[Dataset items]
____________
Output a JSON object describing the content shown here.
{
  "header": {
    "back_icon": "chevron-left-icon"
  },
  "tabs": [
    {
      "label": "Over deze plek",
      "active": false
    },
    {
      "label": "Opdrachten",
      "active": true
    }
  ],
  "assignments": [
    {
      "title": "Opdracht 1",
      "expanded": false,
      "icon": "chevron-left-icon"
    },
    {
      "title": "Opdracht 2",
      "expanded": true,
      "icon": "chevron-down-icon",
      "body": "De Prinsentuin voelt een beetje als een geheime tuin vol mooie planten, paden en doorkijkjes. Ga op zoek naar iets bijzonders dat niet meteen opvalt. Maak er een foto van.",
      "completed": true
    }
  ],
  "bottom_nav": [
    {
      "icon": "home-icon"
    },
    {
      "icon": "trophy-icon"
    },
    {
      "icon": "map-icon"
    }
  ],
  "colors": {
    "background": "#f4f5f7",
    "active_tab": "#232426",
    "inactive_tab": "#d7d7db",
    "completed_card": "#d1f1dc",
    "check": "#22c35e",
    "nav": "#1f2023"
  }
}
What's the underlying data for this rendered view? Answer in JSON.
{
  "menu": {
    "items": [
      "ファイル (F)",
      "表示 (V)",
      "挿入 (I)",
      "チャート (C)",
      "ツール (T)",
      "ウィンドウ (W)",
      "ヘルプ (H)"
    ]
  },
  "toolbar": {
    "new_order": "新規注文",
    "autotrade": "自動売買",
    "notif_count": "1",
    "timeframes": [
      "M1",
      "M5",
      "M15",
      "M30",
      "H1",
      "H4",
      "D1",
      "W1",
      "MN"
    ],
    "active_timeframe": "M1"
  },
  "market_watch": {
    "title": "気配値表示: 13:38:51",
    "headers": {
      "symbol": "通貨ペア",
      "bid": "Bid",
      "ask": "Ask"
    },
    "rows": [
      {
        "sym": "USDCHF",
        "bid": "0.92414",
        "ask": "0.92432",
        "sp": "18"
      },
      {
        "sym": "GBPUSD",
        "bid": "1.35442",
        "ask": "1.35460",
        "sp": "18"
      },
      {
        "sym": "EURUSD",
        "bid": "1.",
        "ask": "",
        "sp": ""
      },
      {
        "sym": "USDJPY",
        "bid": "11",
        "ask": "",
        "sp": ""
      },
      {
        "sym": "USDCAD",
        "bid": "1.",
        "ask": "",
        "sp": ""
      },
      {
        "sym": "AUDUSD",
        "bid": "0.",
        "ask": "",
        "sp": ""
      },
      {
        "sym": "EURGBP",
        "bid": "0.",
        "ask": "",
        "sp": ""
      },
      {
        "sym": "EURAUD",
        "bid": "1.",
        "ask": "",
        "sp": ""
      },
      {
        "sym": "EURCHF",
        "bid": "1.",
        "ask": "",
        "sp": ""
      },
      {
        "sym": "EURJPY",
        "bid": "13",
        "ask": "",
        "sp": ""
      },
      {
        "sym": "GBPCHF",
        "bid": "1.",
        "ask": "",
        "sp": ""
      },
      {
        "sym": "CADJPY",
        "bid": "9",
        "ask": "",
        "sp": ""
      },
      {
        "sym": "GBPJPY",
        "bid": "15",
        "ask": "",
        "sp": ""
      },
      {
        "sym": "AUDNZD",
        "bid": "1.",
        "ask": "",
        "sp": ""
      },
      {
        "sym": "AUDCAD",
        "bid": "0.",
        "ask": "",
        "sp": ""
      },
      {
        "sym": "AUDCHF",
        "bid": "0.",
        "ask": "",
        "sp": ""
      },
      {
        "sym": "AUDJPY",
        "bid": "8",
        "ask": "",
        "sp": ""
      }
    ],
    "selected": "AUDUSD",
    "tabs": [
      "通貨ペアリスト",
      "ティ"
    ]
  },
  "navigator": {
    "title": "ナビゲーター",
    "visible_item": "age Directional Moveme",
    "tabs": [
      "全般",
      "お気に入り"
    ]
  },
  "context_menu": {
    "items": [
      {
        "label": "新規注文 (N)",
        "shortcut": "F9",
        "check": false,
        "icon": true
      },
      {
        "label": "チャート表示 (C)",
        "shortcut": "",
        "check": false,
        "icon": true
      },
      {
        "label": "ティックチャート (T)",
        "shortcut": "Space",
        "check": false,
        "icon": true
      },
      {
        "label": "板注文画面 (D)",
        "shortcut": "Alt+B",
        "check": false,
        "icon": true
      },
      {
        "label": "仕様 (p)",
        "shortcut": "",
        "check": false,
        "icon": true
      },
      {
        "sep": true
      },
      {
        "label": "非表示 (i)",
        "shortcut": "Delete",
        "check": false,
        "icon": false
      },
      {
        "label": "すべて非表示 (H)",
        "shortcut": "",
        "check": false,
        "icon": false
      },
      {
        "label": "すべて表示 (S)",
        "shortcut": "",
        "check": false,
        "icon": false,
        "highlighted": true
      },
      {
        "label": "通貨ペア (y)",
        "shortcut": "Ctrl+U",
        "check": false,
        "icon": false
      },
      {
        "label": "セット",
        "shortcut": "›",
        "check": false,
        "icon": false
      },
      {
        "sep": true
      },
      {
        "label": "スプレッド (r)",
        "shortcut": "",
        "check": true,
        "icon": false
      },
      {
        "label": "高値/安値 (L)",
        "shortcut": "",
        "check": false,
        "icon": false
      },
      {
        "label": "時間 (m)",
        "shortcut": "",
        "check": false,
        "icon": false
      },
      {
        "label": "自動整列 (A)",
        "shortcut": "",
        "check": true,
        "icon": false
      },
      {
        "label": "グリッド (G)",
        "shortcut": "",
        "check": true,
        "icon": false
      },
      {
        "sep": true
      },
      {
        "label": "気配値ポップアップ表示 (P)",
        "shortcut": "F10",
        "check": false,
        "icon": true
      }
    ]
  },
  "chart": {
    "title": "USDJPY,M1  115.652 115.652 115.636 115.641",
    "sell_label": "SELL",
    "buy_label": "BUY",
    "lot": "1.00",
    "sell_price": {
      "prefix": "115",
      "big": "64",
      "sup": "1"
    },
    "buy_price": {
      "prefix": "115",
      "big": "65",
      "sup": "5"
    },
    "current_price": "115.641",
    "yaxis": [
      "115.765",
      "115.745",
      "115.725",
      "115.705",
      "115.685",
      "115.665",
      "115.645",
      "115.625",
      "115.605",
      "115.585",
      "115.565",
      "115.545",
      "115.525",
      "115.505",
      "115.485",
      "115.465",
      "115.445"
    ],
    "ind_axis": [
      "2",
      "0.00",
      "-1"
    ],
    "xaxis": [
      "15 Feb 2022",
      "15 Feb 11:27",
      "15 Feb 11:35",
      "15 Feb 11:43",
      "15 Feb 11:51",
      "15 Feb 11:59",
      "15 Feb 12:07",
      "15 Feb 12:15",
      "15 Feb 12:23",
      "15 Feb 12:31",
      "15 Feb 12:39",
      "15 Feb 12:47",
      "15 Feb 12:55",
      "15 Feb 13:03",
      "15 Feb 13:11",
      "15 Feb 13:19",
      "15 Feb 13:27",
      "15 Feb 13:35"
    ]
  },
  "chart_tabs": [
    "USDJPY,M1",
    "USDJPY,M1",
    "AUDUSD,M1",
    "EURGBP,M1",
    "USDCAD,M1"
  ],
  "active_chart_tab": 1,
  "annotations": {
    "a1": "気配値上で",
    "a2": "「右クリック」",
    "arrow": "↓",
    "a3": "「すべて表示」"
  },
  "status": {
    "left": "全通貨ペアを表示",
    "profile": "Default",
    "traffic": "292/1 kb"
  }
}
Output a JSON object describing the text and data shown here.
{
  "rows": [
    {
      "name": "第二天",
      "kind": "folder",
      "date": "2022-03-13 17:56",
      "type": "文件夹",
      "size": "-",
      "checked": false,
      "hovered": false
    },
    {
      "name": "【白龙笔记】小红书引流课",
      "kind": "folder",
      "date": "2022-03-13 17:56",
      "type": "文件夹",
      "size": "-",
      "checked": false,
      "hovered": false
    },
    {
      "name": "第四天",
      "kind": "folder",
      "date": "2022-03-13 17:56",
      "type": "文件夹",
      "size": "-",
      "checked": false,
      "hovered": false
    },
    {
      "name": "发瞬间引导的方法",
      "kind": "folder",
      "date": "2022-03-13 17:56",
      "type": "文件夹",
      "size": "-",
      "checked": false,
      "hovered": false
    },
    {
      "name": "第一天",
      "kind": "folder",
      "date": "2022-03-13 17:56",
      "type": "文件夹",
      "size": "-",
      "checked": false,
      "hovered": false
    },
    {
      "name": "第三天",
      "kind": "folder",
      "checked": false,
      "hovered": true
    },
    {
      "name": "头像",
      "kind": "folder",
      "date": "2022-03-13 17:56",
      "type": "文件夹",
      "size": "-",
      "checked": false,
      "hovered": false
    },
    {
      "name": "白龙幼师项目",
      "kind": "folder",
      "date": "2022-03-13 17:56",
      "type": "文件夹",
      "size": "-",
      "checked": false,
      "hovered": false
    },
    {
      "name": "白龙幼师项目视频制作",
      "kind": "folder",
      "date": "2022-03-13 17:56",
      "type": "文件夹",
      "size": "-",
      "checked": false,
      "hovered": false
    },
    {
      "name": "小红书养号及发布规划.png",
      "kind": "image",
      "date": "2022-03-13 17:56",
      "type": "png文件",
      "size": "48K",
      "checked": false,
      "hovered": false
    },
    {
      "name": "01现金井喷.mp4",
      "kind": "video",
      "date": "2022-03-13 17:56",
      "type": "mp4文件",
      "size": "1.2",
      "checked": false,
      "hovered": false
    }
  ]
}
____________
Look over the records above and copy each line that includes the string "USDJPY".

        "sym": "USDJPY",
    "title": "USDJPY,M1  115.652 115.652 115.636 115.641",
    "USDJPY,M1",
    "USDJPY,M1",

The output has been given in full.